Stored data

----

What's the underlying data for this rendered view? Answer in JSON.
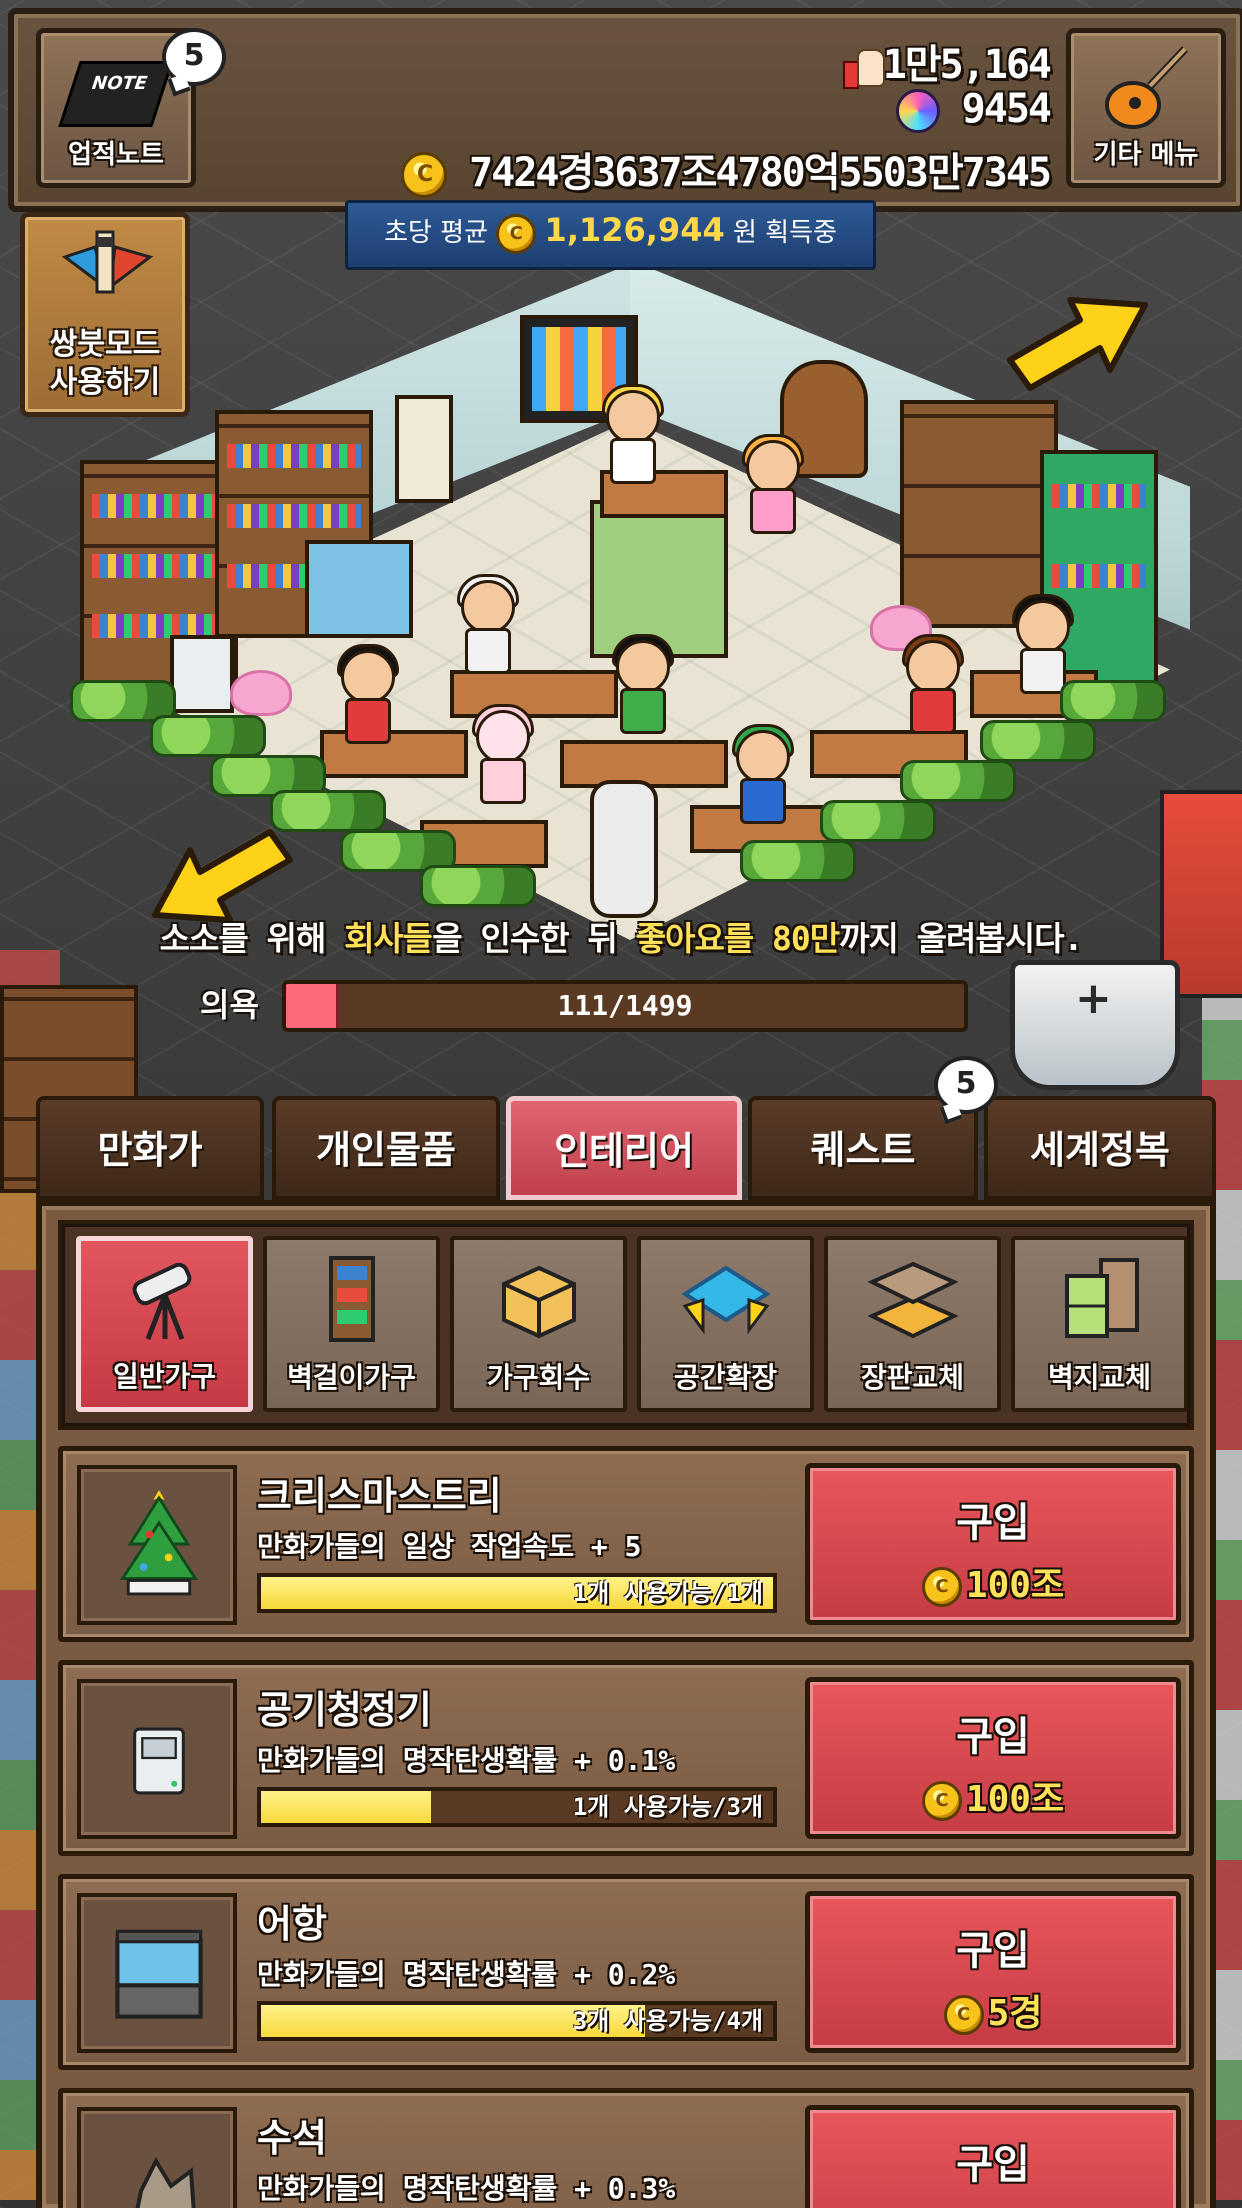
{
  "header": {
    "achievement_note": {
      "label": "업적노트",
      "icon": "notebook-icon",
      "badge": "5",
      "note_text": "NOTE"
    },
    "likes": "1만5,164",
    "gems": "9454",
    "coins": "7424경3637조4780억5503만7345",
    "coin_symbol": "C",
    "other_menu": {
      "label": "기타 메뉴",
      "icon": "guitar-icon"
    }
  },
  "income": {
    "prefix": "초당 평균",
    "value": "1,126,944",
    "suffix": "원 획득중"
  },
  "ssangbut_mode": {
    "line1": "쌍붓모드",
    "line2": "사용하기",
    "icon": "brush-icon"
  },
  "quest": {
    "parts": [
      "소소를 위해 ",
      "회사들",
      "을 인수한 뒤 ",
      "좋아요를 80만",
      "까지 올려봅시다."
    ]
  },
  "motivation": {
    "label": "의욕",
    "current": 111,
    "max": 1499,
    "text": "111/1499"
  },
  "tabs": [
    {
      "label": "만화가",
      "active": false
    },
    {
      "label": "개인물품",
      "active": false
    },
    {
      "label": "인테리어",
      "active": true
    },
    {
      "label": "퀘스트",
      "active": false,
      "badge": "5"
    },
    {
      "label": "세계정복",
      "active": false
    }
  ],
  "subtabs": [
    {
      "label": "일반가구",
      "icon": "telescope-icon",
      "active": true
    },
    {
      "label": "벽걸이가구",
      "icon": "bookshelf-icon",
      "active": false
    },
    {
      "label": "가구회수",
      "icon": "crate-icon",
      "active": false
    },
    {
      "label": "공간확장",
      "icon": "floor-expand-icon",
      "active": false
    },
    {
      "label": "장판교체",
      "icon": "floor-tile-icon",
      "active": false
    },
    {
      "label": "벽지교체",
      "icon": "wallpaper-icon",
      "active": false
    }
  ],
  "items": [
    {
      "name": "크리스마스트리",
      "desc": "만화가들의 일상 작업속도 + 5",
      "stock": "1개 사용가능/1개",
      "fill": 1.0,
      "buy": "구입",
      "price": "100조",
      "icon": "christmas-tree-icon"
    },
    {
      "name": "공기청정기",
      "desc": "만화가들의 명작탄생확률 + 0.1%",
      "stock": "1개 사용가능/3개",
      "fill": 0.333,
      "buy": "구입",
      "price": "100조",
      "icon": "air-purifier-icon"
    },
    {
      "name": "어항",
      "desc": "만화가들의 명작탄생확률 + 0.2%",
      "stock": "3개 사용가능/4개",
      "fill": 0.75,
      "buy": "구입",
      "price": "5경",
      "icon": "aquarium-icon"
    },
    {
      "name": "수석",
      "desc": "만화가들의 명작탄생확률 + 0.3%",
      "stock": "",
      "fill": 0,
      "buy": "구입",
      "price": "",
      "icon": "stone-icon"
    }
  ],
  "colors": {
    "accent_red": "#c63c44",
    "gold": "#ffd84a",
    "panel_brown": "#7a5a40"
  }
}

----

→ **EXERCISE TASK**
Review the material and copy each line in which the word "만화가들의" appears.

→ **RESPONSE TO THIS EXERCISE**
      "desc": "만화가들의 일상 작업속도 + 5",
      "desc": "만화가들의 명작탄생확률 + 0.1%",
      "desc": "만화가들의 명작탄생확률 + 0.2%",
      "desc": "만화가들의 명작탄생확률 + 0.3%",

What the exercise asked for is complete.